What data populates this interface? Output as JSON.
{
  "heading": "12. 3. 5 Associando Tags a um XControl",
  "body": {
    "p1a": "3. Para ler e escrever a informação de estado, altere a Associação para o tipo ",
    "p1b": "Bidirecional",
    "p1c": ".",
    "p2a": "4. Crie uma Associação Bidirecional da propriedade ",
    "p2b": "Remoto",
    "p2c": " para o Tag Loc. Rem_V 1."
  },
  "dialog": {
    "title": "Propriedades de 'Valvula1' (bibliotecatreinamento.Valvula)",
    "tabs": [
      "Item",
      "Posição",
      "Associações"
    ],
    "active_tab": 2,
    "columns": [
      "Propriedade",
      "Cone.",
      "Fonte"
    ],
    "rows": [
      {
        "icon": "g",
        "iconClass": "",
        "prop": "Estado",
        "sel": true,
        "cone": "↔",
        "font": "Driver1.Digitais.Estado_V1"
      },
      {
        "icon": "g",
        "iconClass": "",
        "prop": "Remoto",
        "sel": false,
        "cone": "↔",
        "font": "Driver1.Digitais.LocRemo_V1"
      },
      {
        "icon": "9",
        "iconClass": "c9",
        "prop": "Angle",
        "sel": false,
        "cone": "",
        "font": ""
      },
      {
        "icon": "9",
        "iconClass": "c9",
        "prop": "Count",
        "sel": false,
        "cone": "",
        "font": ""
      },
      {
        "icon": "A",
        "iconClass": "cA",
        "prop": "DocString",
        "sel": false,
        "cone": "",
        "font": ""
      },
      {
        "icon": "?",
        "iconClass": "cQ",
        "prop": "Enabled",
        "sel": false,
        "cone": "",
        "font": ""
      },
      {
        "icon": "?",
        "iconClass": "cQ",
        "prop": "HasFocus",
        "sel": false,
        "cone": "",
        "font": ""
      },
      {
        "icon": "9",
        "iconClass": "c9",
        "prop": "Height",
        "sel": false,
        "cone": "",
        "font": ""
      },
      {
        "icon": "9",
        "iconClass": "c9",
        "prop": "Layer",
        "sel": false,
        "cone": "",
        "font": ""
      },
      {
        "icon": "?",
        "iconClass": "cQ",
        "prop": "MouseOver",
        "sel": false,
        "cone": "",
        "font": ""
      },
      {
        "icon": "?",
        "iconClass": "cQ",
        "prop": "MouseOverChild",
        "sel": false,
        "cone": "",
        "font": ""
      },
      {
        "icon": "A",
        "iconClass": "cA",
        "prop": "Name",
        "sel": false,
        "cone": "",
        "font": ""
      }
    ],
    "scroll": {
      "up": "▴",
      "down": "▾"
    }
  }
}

- _Directions_: Find each line holding the word "Associação" and copy it.

- _Right answer_:
    "p1a": "3. Para ler e escrever a informação de estado, altere a Associação para o tipo ",
    "p2a": "4. Crie uma Associação Bidirecional da propriedade ",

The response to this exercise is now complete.